- **Available data**:

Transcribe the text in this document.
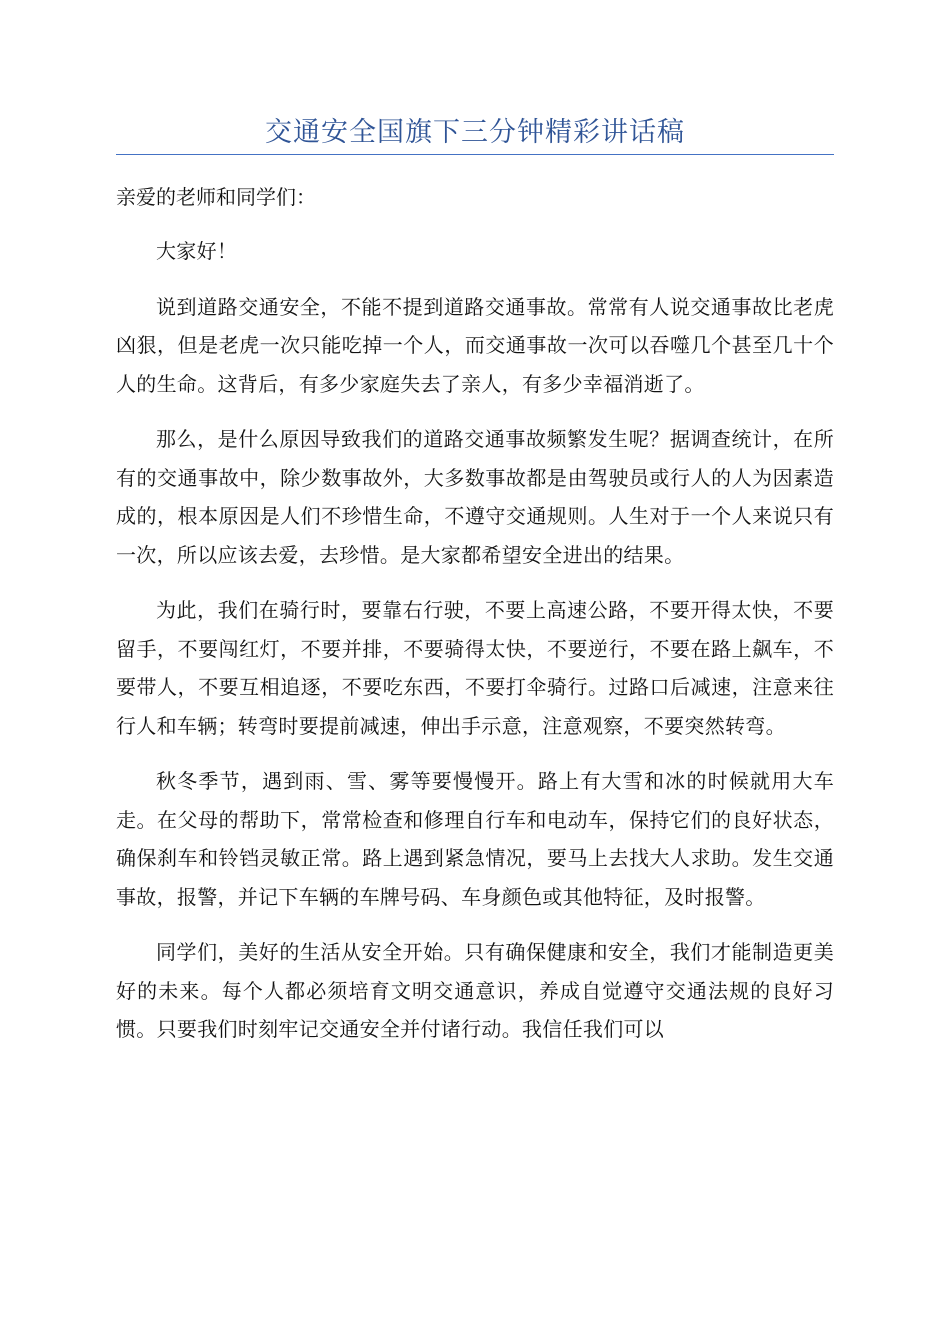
交通安全国旗下三分钟精彩讲话稿

亲爱的老师和同学们：

大家好！

说到道路交通安全，不能不提到道路交通事故。常常有人说交通事故比老虎凶狠，但是老虎一次只能吃掉一个人，而交通事故一次可以吞噬几个甚至几十个人的生命。这背后，有多少家庭失去了亲人，有多少幸福消逝了。

那么，是什么原因导致我们的道路交通事故频繁发生呢？据调查统计，在所有的交通事故中，除少数事故外，大多数事故都是由驾驶员或行人的人为因素造成的，根本原因是人们不珍惜生命，不遵守交通规则。人生对于一个人来说只有一次，所以应该去爱，去珍惜。是大家都希望安全进出的结果。

为此，我们在骑行时，要靠右行驶，不要上高速公路，不要开得太快，不要留手，不要闯红灯，不要并排，不要骑得太快，不要逆行，不要在路上飙车，不要带人，不要互相追逐，不要吃东西，不要打伞骑行。过路口后减速，注意来往行人和车辆；转弯时要提前减速，伸出手示意，注意观察，不要突然转弯。

秋冬季节，遇到雨、雪、雾等要慢慢开。路上有大雪和冰的时候就用大车走。在父母的帮助下，常常检查和修理自行车和电动车，保持它们的良好状态，确保刹车和铃铛灵敏正常。路上遇到紧急情况，要马上去找大人求助。发生交通事故，报警，并记下车辆的车牌号码、车身颜色或其他特征，及时报警。

同学们，美好的生活从安全开始。只有确保健康和安全，我们才能制造更美好的未来。每个人都必须培育文明交通意识，养成自觉遵守交通法规的良好习惯。只要我们时刻牢记交通安全并付诸行动。我信任我们可以
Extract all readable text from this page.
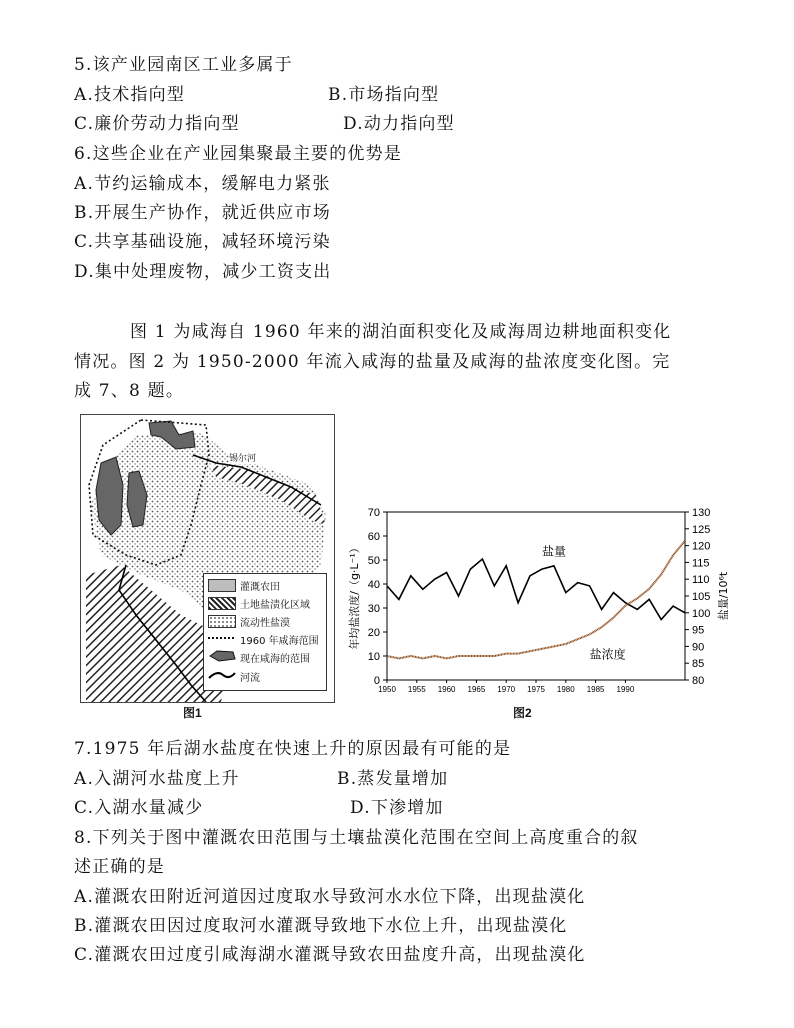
5.该产业园南区工业多属于
A.技术指向型	B.市场指向型
C.廉价劳动力指向型	D.动力指向型
6.这些企业在产业园集聚最主要的优势是
A.节约运输成本，缓解电力紧张
B.开展生产协作，就近供应市场
C.共享基础设施，减轻环境污染
D.集中处理废物，减少工资支出
图 1 为咸海自 1960 年来的湖泊面积变化及咸海周边耕地面积变化
情况。图 2 为 1950-2000 年流入咸海的盐量及咸海的盐浓度变化图。完
成 7、8 题。
锡尔河
灌溉农田
土地盐渍化区域
流动性盐漠
1960 年咸海范围
现在咸海的范围
河流
图1
0
10
20
30
40
50
60
70
80
85
90
95
100
105
110
115
120
125
130
1950 1955 1960 1965 1970 1975 1980 1985 1990
年均盐浓度/（g·L⁻¹）	盐量/10⁶t
盐量
盐浓度
图2
7.1975 年后湖水盐度在快速上升的原因最有可能的是
A.入湖河水盐度上升	B.蒸发量增加
C.入湖水量减少	D.下渗增加
8.下列关于图中灌溉农田范围与土壤盐漠化范围在空间上高度重合的叙
述正确的是
A.灌溉农田附近河道因过度取水导致河水水位下降，出现盐漠化
B.灌溉农田因过度取河水灌溉导致地下水位上升，出现盐漠化
C.灌溉农田过度引咸海湖水灌溉导致农田盐度升高，出现盐漠化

- **Instructions to follow**:
Show each line of the data that contains the string "text".

- **Worked solution**:
Transcribe the text in this document.
Extract all readable text from this page.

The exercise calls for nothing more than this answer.